Your instructions:
Restate the records below word for word.

START Dataset rows

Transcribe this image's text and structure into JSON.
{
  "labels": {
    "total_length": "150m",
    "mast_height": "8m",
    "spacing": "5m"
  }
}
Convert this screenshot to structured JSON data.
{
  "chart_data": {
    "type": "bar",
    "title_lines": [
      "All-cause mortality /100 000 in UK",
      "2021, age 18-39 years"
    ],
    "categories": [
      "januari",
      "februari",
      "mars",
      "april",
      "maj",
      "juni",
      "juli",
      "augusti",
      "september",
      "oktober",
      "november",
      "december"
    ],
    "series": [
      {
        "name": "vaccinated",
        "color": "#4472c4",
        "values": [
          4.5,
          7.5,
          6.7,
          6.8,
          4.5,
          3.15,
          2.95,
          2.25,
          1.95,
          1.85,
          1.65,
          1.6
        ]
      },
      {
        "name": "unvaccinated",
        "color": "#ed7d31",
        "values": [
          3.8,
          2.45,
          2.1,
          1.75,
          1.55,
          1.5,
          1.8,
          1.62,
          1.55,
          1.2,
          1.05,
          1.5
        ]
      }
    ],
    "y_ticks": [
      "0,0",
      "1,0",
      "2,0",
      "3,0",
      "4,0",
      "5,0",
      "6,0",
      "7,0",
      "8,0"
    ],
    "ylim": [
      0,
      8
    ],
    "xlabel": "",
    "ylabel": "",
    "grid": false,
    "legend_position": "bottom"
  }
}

END Dataset rows

Output below:
Transcribe this image's text and structure into JSON.
{
  "labels": {
    "total_length": "150m",
    "mast_height": "8m",
    "spacing": "5m"
  }
}
Convert this screenshot to structured JSON data.
{
  "chart_data": {
    "type": "bar",
    "title_lines": [
      "All-cause mortality /100 000 in UK",
      "2021, age 18-39 years"
    ],
    "categories": [
      "januari",
      "februari",
      "mars",
      "april",
      "maj",
      "juni",
      "juli",
      "augusti",
      "september",
      "oktober",
      "november",
      "december"
    ],
    "series": [
      {
        "name": "vaccinated",
        "color": "#4472c4",
        "values": [
          4.5,
          7.5,
          6.7,
          6.8,
          4.5,
          3.15,
          2.95,
          2.25,
          1.95,
          1.85,
          1.65,
          1.6
        ]
      },
      {
        "name": "unvaccinated",
        "color": "#ed7d31",
        "values": [
          3.8,
          2.45,
          2.1,
          1.75,
          1.55,
          1.5,
          1.8,
          1.62,
          1.55,
          1.2,
          1.05,
          1.5
        ]
      }
    ],
    "y_ticks": [
      "0,0",
      "1,0",
      "2,0",
      "3,0",
      "4,0",
      "5,0",
      "6,0",
      "7,0",
      "8,0"
    ],
    "ylim": [
      0,
      8
    ],
    "xlabel": "",
    "ylabel": "",
    "grid": false,
    "legend_position": "bottom"
  }
}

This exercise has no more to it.